◆ Material for this exercise ◆

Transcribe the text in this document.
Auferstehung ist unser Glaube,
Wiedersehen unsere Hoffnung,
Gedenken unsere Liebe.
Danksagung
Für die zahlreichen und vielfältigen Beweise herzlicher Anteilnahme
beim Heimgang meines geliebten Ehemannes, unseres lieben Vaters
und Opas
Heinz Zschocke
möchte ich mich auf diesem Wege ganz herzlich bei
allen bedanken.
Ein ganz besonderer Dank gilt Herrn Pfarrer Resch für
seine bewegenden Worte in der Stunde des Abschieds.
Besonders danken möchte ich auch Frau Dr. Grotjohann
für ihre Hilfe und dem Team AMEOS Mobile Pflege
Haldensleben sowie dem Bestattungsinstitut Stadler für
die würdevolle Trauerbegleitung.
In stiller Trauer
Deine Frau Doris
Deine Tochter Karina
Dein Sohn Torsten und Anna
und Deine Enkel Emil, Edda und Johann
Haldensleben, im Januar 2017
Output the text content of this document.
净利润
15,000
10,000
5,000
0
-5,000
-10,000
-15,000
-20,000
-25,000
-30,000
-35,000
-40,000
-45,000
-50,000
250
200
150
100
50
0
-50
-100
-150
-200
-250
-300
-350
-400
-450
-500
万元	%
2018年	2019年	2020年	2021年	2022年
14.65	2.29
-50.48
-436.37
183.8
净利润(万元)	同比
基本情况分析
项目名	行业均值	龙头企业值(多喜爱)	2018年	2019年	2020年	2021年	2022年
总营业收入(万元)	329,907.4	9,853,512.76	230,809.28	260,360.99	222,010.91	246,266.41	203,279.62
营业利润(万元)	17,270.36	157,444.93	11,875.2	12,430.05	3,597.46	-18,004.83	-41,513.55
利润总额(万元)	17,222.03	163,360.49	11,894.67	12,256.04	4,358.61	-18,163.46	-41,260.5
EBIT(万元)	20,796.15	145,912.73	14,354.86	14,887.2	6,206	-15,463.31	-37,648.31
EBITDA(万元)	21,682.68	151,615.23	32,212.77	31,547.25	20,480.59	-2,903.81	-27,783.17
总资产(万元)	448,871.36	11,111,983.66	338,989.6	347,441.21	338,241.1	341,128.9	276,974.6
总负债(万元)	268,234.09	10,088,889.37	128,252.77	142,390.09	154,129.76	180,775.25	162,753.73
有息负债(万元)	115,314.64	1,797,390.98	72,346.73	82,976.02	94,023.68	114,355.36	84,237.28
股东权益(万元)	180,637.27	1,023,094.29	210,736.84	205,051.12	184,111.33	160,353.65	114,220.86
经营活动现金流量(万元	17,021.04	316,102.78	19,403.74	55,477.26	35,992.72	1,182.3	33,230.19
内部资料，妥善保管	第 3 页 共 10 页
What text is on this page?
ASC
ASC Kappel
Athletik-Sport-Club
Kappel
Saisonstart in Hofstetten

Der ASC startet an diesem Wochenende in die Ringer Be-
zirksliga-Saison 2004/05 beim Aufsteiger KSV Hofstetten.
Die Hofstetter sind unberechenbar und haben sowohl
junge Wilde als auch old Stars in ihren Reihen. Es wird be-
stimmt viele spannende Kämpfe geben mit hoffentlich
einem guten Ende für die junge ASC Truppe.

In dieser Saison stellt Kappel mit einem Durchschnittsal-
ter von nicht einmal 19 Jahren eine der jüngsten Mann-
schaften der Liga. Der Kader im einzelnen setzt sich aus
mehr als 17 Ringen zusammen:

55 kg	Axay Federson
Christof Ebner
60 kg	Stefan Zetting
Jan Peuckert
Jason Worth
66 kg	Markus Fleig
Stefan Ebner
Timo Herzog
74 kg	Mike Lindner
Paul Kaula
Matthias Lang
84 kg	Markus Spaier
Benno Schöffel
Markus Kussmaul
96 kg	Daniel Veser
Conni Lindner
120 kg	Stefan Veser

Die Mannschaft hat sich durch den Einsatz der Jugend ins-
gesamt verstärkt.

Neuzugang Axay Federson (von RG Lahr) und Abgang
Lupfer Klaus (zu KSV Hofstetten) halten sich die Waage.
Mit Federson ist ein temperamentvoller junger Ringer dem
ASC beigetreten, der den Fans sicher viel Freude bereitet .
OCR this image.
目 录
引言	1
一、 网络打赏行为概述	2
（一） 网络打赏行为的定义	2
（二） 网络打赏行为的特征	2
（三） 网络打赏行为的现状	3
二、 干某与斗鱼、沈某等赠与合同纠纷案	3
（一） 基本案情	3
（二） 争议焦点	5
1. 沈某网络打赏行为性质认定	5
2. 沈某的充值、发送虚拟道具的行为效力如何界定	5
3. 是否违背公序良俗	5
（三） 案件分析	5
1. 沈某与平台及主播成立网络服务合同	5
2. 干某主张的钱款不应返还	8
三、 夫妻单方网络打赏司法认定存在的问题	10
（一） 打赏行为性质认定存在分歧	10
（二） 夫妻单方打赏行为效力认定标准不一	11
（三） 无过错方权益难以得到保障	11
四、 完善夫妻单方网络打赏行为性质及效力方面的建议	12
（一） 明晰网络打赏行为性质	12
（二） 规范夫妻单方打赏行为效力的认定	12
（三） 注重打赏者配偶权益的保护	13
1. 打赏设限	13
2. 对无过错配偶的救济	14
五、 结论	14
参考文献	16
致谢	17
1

◆ Task to complete ◆
From the material above, count the lines that include "Hofstetten" and give only the total.

◆ The result ◆
3